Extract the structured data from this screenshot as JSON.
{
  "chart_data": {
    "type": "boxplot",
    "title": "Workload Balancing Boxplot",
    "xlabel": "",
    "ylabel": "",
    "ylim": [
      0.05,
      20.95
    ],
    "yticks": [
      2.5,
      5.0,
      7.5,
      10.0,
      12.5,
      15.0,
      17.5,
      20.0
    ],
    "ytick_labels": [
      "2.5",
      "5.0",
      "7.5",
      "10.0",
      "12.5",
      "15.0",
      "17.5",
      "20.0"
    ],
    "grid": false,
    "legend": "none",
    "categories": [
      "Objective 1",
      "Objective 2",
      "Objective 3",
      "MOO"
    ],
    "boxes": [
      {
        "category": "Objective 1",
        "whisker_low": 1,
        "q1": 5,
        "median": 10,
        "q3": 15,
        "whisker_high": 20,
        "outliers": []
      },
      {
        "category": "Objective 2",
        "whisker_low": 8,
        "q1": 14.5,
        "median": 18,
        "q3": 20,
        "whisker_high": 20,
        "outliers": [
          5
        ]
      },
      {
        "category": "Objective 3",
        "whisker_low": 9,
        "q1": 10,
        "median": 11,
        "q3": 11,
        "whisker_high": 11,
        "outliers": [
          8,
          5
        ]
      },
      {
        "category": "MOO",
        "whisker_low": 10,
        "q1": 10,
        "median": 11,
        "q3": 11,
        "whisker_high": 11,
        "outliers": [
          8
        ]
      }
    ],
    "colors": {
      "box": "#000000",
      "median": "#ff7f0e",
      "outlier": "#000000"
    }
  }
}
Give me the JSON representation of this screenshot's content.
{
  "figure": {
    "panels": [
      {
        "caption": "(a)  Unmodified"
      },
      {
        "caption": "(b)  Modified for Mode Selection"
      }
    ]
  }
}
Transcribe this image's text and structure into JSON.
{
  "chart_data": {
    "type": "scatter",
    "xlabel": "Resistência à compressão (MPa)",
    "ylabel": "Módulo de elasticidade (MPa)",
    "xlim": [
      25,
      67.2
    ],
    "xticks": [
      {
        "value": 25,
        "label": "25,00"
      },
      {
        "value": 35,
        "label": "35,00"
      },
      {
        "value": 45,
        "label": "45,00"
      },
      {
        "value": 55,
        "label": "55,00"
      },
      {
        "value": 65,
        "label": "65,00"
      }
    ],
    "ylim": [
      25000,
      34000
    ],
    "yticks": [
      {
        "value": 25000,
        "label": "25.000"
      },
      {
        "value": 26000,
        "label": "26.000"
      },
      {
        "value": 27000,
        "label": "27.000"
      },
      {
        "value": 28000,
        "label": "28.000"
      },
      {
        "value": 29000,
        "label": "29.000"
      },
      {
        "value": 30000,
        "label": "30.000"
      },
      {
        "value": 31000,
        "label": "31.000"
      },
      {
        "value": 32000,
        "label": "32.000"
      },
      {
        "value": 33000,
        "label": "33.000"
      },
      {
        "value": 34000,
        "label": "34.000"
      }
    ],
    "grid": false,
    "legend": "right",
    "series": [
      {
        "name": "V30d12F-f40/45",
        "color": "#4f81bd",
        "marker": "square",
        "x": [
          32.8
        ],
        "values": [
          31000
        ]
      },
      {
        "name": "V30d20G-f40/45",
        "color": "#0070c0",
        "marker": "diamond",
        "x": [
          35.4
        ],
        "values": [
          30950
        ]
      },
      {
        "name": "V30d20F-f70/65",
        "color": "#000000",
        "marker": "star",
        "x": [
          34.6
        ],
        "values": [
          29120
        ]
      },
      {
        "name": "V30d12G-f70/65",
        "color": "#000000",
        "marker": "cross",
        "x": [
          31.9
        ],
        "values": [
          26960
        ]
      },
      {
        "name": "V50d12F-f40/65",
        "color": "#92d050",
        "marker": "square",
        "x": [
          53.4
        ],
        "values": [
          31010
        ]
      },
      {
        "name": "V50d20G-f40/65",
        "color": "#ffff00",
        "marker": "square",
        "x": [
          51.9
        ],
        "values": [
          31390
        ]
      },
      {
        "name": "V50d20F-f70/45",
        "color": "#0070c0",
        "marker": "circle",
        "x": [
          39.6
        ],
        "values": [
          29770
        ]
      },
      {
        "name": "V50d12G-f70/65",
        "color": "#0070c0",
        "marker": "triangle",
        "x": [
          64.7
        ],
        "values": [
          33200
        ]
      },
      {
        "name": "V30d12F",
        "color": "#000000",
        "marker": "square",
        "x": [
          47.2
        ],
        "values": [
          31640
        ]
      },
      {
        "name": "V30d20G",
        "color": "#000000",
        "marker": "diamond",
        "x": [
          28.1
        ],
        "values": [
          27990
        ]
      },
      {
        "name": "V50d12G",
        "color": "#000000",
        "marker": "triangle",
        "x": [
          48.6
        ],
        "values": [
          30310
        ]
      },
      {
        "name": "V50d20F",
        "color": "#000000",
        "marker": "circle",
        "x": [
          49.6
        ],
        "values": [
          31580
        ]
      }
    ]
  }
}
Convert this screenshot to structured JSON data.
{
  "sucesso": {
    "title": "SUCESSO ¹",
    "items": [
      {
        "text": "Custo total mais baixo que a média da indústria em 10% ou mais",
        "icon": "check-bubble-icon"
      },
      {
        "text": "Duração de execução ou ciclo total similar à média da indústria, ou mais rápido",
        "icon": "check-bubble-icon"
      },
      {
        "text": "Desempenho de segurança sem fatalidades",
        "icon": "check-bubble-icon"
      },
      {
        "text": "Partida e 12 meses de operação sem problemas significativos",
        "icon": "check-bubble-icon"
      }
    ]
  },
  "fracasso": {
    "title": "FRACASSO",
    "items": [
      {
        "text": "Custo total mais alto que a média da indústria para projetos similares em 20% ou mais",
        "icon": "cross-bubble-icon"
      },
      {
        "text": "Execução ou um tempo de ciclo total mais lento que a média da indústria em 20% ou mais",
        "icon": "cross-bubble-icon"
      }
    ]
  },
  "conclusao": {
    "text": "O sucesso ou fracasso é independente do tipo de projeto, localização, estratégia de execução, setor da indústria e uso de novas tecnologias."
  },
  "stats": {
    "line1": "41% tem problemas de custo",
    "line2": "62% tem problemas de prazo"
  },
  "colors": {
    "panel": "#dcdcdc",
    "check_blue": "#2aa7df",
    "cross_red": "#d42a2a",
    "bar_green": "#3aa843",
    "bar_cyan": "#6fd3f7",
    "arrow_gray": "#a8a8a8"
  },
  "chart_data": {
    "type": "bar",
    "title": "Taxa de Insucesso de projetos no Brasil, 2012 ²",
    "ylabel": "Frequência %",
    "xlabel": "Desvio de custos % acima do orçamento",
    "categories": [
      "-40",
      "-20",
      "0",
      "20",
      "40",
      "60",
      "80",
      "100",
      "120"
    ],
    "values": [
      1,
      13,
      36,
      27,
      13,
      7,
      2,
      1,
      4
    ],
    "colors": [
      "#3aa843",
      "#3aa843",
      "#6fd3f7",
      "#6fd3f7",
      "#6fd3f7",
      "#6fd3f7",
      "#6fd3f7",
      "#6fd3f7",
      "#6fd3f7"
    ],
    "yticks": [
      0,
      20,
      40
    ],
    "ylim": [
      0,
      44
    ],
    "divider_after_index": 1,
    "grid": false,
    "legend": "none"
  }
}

REQUIREMENTS:
Repeat the listing above without any change.

FINISHED TASK:
Extract the structured data from this screenshot as JSON.
{
  "chart_data": {
    "type": "boxplot",
    "title": "Workload Balancing Boxplot",
    "xlabel": "",
    "ylabel": "",
    "ylim": [
      0.05,
      20.95
    ],
    "yticks": [
      2.5,
      5.0,
      7.5,
      10.0,
      12.5,
      15.0,
      17.5,
      20.0
    ],
    "ytick_labels": [
      "2.5",
      "5.0",
      "7.5",
      "10.0",
      "12.5",
      "15.0",
      "17.5",
      "20.0"
    ],
    "grid": false,
    "legend": "none",
    "categories": [
      "Objective 1",
      "Objective 2",
      "Objective 3",
      "MOO"
    ],
    "boxes": [
      {
        "category": "Objective 1",
        "whisker_low": 1,
        "q1": 5,
        "median": 10,
        "q3": 15,
        "whisker_high": 20,
        "outliers": []
      },
      {
        "category": "Objective 2",
        "whisker_low": 8,
        "q1": 14.5,
        "median": 18,
        "q3": 20,
        "whisker_high": 20,
        "outliers": [
          5
        ]
      },
      {
        "category": "Objective 3",
        "whisker_low": 9,
        "q1": 10,
        "median": 11,
        "q3": 11,
        "whisker_high": 11,
        "outliers": [
          8,
          5
        ]
      },
      {
        "category": "MOO",
        "whisker_low": 10,
        "q1": 10,
        "median": 11,
        "q3": 11,
        "whisker_high": 11,
        "outliers": [
          8
        ]
      }
    ],
    "colors": {
      "box": "#000000",
      "median": "#ff7f0e",
      "outlier": "#000000"
    }
  }
}
Give me the JSON representation of this screenshot's content.
{
  "figure": {
    "panels": [
      {
        "caption": "(a)  Unmodified"
      },
      {
        "caption": "(b)  Modified for Mode Selection"
      }
    ]
  }
}
Transcribe this image's text and structure into JSON.
{
  "chart_data": {
    "type": "scatter",
    "xlabel": "Resistência à compressão (MPa)",
    "ylabel": "Módulo de elasticidade (MPa)",
    "xlim": [
      25,
      67.2
    ],
    "xticks": [
      {
        "value": 25,
        "label": "25,00"
      },
      {
        "value": 35,
        "label": "35,00"
      },
      {
        "value": 45,
        "label": "45,00"
      },
      {
        "value": 55,
        "label": "55,00"
      },
      {
        "value": 65,
        "label": "65,00"
      }
    ],
    "ylim": [
      25000,
      34000
    ],
    "yticks": [
      {
        "value": 25000,
        "label": "25.000"
      },
      {
        "value": 26000,
        "label": "26.000"
      },
      {
        "value": 27000,
        "label": "27.000"
      },
      {
        "value": 28000,
        "label": "28.000"
      },
      {
        "value": 29000,
        "label": "29.000"
      },
      {
        "value": 30000,
        "label": "30.000"
      },
      {
        "value": 31000,
        "label": "31.000"
      },
      {
        "value": 32000,
        "label": "32.000"
      },
      {
        "value": 33000,
        "label": "33.000"
      },
      {
        "value": 34000,
        "label": "34.000"
      }
    ],
    "grid": false,
    "legend": "right",
    "series": [
      {
        "name": "V30d12F-f40/45",
        "color": "#4f81bd",
        "marker": "square",
        "x": [
          32.8
        ],
        "values": [
          31000
        ]
      },
      {
        "name": "V30d20G-f40/45",
        "color": "#0070c0",
        "marker": "diamond",
        "x": [
          35.4
        ],
        "values": [
          30950
        ]
      },
      {
        "name": "V30d20F-f70/65",
        "color": "#000000",
        "marker": "star",
        "x": [
          34.6
        ],
        "values": [
          29120
        ]
      },
      {
        "name": "V30d12G-f70/65",
        "color": "#000000",
        "marker": "cross",
        "x": [
          31.9
        ],
        "values": [
          26960
        ]
      },
      {
        "name": "V50d12F-f40/65",
        "color": "#92d050",
        "marker": "square",
        "x": [
          53.4
        ],
        "values": [
          31010
        ]
      },
      {
        "name": "V50d20G-f40/65",
        "color": "#ffff00",
        "marker": "square",
        "x": [
          51.9
        ],
        "values": [
          31390
        ]
      },
      {
        "name": "V50d20F-f70/45",
        "color": "#0070c0",
        "marker": "circle",
        "x": [
          39.6
        ],
        "values": [
          29770
        ]
      },
      {
        "name": "V50d12G-f70/65",
        "color": "#0070c0",
        "marker": "triangle",
        "x": [
          64.7
        ],
        "values": [
          33200
        ]
      },
      {
        "name": "V30d12F",
        "color": "#000000",
        "marker": "square",
        "x": [
          47.2
        ],
        "values": [
          31640
        ]
      },
      {
        "name": "V30d20G",
        "color": "#000000",
        "marker": "diamond",
        "x": [
          28.1
        ],
        "values": [
          27990
        ]
      },
      {
        "name": "V50d12G",
        "color": "#000000",
        "marker": "triangle",
        "x": [
          48.6
        ],
        "values": [
          30310
        ]
      },
      {
        "name": "V50d20F",
        "color": "#000000",
        "marker": "circle",
        "x": [
          49.6
        ],
        "values": [
          31580
        ]
      }
    ]
  }
}
Convert this screenshot to structured JSON data.
{
  "sucesso": {
    "title": "SUCESSO ¹",
    "items": [
      {
        "text": "Custo total mais baixo que a média da indústria em 10% ou mais",
        "icon": "check-bubble-icon"
      },
      {
        "text": "Duração de execução ou ciclo total similar à média da indústria, ou mais rápido",
        "icon": "check-bubble-icon"
      },
      {
        "text": "Desempenho de segurança sem fatalidades",
        "icon": "check-bubble-icon"
      },
      {
        "text": "Partida e 12 meses de operação sem problemas significativos",
        "icon": "check-bubble-icon"
      }
    ]
  },
  "fracasso": {
    "title": "FRACASSO",
    "items": [
      {
        "text": "Custo total mais alto que a média da indústria para projetos similares em 20% ou mais",
        "icon": "cross-bubble-icon"
      },
      {
        "text": "Execução ou um tempo de ciclo total mais lento que a média da indústria em 20% ou mais",
        "icon": "cross-bubble-icon"
      }
    ]
  },
  "conclusao": {
    "text": "O sucesso ou fracasso é independente do tipo de projeto, localização, estratégia de execução, setor da indústria e uso de novas tecnologias."
  },
  "stats": {
    "line1": "41% tem problemas de custo",
    "line2": "62% tem problemas de prazo"
  },
  "colors": {
    "panel": "#dcdcdc",
    "check_blue": "#2aa7df",
    "cross_red": "#d42a2a",
    "bar_green": "#3aa843",
    "bar_cyan": "#6fd3f7",
    "arrow_gray": "#a8a8a8"
  },
  "chart_data": {
    "type": "bar",
    "title": "Taxa de Insucesso de projetos no Brasil, 2012 ²",
    "ylabel": "Frequência %",
    "xlabel": "Desvio de custos % acima do orçamento",
    "categories": [
      "-40",
      "-20",
      "0",
      "20",
      "40",
      "60",
      "80",
      "100",
      "120"
    ],
    "values": [
      1,
      13,
      36,
      27,
      13,
      7,
      2,
      1,
      4
    ],
    "colors": [
      "#3aa843",
      "#3aa843",
      "#6fd3f7",
      "#6fd3f7",
      "#6fd3f7",
      "#6fd3f7",
      "#6fd3f7",
      "#6fd3f7",
      "#6fd3f7"
    ],
    "yticks": [
      0,
      20,
      40
    ],
    "ylim": [
      0,
      44
    ],
    "divider_after_index": 1,
    "grid": false,
    "legend": "none"
  }
}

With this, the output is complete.